TASK: Quote all of the data exactly as given. Skip every picture it contains.

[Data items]
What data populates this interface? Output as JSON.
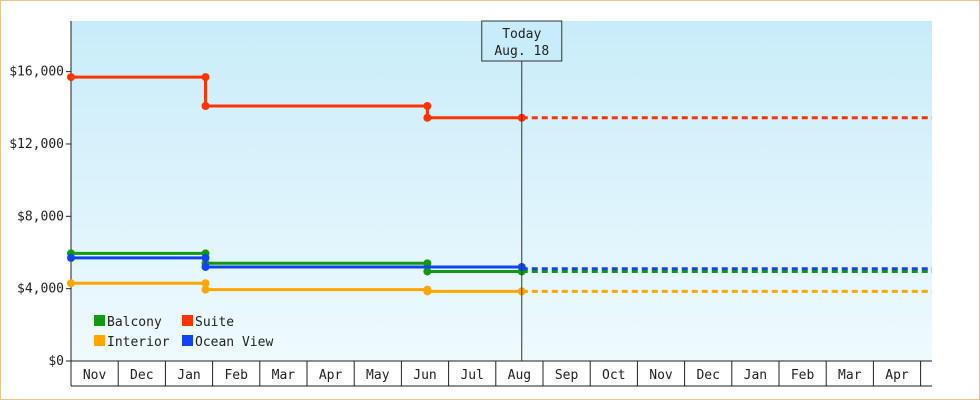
{
  "colors": {
    "background_top": "#c9ecfa",
    "background_bottom": "#effafe",
    "frame_border": "#e8c48e"
  },
  "chart_data": {
    "type": "line",
    "title": "",
    "xlabel": "",
    "ylabel": "",
    "ylim": [
      0,
      18800
    ],
    "x_tick_labels": [
      "Nov",
      "Dec",
      "Jan",
      "Feb",
      "Mar",
      "Apr",
      "May",
      "Jun",
      "Jul",
      "Aug",
      "Sep",
      "Oct",
      "Nov",
      "Dec",
      "Jan",
      "Feb",
      "Mar",
      "Apr"
    ],
    "y_ticks": [
      0,
      4000,
      8000,
      12000,
      16000
    ],
    "y_tick_labels": [
      "$0",
      "$4,000",
      "$8,000",
      "$12,000",
      "$16,000"
    ],
    "step": true,
    "today": {
      "line1": "Today",
      "line2": "Aug. 18",
      "x": 9.55
    },
    "legend": {
      "placement": "bottom-left",
      "columns": 2
    },
    "series": [
      {
        "name": "Balcony",
        "color": "#119911",
        "points": [
          [
            0,
            5950
          ],
          [
            2.85,
            5950
          ],
          [
            2.85,
            5400
          ],
          [
            7.55,
            5400
          ],
          [
            7.55,
            4950
          ],
          [
            9.55,
            4950
          ]
        ],
        "projection": 4950
      },
      {
        "name": "Suite",
        "color": "#ff3300",
        "points": [
          [
            0,
            15700
          ],
          [
            2.85,
            15700
          ],
          [
            2.85,
            14100
          ],
          [
            7.55,
            14100
          ],
          [
            7.55,
            13450
          ],
          [
            9.55,
            13450
          ]
        ],
        "projection": 13450
      },
      {
        "name": "Interior",
        "color": "#ffa500",
        "points": [
          [
            0,
            4300
          ],
          [
            2.85,
            4300
          ],
          [
            2.85,
            3950
          ],
          [
            7.55,
            3950
          ],
          [
            7.55,
            3850
          ],
          [
            9.55,
            3850
          ]
        ],
        "projection": 3850
      },
      {
        "name": "Ocean View",
        "color": "#1144ee",
        "points": [
          [
            0,
            5700
          ],
          [
            2.85,
            5700
          ],
          [
            2.85,
            5200
          ],
          [
            9.55,
            5200
          ]
        ],
        "projection": 5100
      }
    ]
  }
}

ANSWER FOR THIS EXERCISE:
What data populates this interface? Output as JSON.
{
  "colors": {
    "background_top": "#c9ecfa",
    "background_bottom": "#effafe",
    "frame_border": "#e8c48e"
  },
  "chart_data": {
    "type": "line",
    "title": "",
    "xlabel": "",
    "ylabel": "",
    "ylim": [
      0,
      18800
    ],
    "x_tick_labels": [
      "Nov",
      "Dec",
      "Jan",
      "Feb",
      "Mar",
      "Apr",
      "May",
      "Jun",
      "Jul",
      "Aug",
      "Sep",
      "Oct",
      "Nov",
      "Dec",
      "Jan",
      "Feb",
      "Mar",
      "Apr"
    ],
    "y_ticks": [
      0,
      4000,
      8000,
      12000,
      16000
    ],
    "y_tick_labels": [
      "$0",
      "$4,000",
      "$8,000",
      "$12,000",
      "$16,000"
    ],
    "step": true,
    "today": {
      "line1": "Today",
      "line2": "Aug. 18",
      "x": 9.55
    },
    "legend": {
      "placement": "bottom-left",
      "columns": 2
    },
    "series": [
      {
        "name": "Balcony",
        "color": "#119911",
        "points": [
          [
            0,
            5950
          ],
          [
            2.85,
            5950
          ],
          [
            2.85,
            5400
          ],
          [
            7.55,
            5400
          ],
          [
            7.55,
            4950
          ],
          [
            9.55,
            4950
          ]
        ],
        "projection": 4950
      },
      {
        "name": "Suite",
        "color": "#ff3300",
        "points": [
          [
            0,
            15700
          ],
          [
            2.85,
            15700
          ],
          [
            2.85,
            14100
          ],
          [
            7.55,
            14100
          ],
          [
            7.55,
            13450
          ],
          [
            9.55,
            13450
          ]
        ],
        "projection": 13450
      },
      {
        "name": "Interior",
        "color": "#ffa500",
        "points": [
          [
            0,
            4300
          ],
          [
            2.85,
            4300
          ],
          [
            2.85,
            3950
          ],
          [
            7.55,
            3950
          ],
          [
            7.55,
            3850
          ],
          [
            9.55,
            3850
          ]
        ],
        "projection": 3850
      },
      {
        "name": "Ocean View",
        "color": "#1144ee",
        "points": [
          [
            0,
            5700
          ],
          [
            2.85,
            5700
          ],
          [
            2.85,
            5200
          ],
          [
            9.55,
            5200
          ]
        ],
        "projection": 5100
      }
    ]
  }
}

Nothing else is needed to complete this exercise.